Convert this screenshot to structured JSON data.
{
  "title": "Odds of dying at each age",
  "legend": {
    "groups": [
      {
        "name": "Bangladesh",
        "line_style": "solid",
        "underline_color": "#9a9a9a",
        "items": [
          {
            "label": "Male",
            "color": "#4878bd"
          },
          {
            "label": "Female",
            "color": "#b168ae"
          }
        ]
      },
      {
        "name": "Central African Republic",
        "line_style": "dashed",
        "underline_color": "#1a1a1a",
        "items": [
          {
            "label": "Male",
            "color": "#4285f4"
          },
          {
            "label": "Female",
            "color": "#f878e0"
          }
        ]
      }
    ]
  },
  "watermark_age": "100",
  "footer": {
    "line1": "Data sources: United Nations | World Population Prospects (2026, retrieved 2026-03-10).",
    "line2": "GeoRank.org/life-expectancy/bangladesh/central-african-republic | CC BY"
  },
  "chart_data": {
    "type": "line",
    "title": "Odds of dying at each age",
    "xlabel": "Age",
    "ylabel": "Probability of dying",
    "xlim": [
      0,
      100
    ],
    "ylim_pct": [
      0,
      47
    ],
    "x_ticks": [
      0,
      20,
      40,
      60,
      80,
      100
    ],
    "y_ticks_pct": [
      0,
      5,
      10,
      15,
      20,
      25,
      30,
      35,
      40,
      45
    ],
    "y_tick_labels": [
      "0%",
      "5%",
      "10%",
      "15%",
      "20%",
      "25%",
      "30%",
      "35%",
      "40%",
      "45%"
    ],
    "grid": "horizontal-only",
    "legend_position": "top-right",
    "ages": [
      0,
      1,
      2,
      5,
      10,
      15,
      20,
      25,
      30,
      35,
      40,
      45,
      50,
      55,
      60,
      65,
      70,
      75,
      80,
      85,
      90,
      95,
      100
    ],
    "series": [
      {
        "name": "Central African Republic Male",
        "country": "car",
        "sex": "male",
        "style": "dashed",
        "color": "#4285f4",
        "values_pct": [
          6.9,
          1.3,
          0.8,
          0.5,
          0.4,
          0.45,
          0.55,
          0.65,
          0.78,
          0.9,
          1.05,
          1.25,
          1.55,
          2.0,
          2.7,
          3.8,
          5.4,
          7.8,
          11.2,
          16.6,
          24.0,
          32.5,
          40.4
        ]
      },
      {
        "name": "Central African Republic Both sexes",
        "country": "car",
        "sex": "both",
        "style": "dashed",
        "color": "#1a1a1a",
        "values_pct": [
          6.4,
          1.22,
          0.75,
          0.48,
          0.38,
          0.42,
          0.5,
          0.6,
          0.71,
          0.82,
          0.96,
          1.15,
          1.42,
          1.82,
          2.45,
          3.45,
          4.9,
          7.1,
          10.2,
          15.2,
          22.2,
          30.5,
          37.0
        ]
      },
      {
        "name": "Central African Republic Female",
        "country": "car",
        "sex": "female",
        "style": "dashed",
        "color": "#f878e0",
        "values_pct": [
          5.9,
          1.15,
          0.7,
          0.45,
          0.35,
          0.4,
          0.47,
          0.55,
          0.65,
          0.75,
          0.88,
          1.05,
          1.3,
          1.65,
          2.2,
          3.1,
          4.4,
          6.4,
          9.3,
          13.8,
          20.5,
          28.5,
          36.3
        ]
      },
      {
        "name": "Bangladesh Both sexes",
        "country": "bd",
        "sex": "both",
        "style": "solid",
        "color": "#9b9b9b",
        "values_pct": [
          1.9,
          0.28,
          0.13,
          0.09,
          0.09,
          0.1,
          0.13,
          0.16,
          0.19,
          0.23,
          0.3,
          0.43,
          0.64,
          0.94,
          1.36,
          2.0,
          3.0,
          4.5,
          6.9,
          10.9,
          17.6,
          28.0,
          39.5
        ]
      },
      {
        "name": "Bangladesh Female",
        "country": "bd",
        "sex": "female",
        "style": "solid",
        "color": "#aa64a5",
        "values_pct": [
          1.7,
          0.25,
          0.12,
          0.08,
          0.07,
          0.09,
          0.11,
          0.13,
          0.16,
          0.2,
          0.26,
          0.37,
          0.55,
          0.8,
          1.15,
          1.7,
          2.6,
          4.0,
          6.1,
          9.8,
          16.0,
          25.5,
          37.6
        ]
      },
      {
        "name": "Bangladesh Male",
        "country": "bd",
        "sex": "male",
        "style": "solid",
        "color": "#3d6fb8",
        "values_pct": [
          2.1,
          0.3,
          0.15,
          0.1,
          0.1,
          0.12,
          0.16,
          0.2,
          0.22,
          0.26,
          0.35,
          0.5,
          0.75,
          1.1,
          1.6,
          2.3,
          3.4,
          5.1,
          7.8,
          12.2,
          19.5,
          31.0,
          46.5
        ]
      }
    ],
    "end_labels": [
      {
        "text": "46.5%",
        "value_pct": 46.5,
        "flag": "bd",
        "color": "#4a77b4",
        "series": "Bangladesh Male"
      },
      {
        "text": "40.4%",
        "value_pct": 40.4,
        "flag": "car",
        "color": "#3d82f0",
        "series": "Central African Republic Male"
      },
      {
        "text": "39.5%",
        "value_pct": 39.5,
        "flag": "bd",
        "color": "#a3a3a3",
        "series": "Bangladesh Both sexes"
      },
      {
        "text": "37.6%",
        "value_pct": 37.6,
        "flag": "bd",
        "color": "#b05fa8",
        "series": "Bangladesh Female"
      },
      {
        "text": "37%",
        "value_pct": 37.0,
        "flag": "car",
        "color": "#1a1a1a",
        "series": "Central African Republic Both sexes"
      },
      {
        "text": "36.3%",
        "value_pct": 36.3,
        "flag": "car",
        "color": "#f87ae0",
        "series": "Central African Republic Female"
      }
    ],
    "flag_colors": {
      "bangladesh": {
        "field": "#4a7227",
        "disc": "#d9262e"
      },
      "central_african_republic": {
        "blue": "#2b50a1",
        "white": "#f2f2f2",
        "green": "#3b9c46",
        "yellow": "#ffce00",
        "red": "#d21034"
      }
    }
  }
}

○ ○ ○ ○ ○

In the records above, find the lines containing "sexes" and copy them.

## CORRECT RESULT
        "name": "Central African Republic Both sexes",
        "name": "Bangladesh Both sexes",
        "series": "Bangladesh Both sexes"
        "series": "Central African Republic Both sexes"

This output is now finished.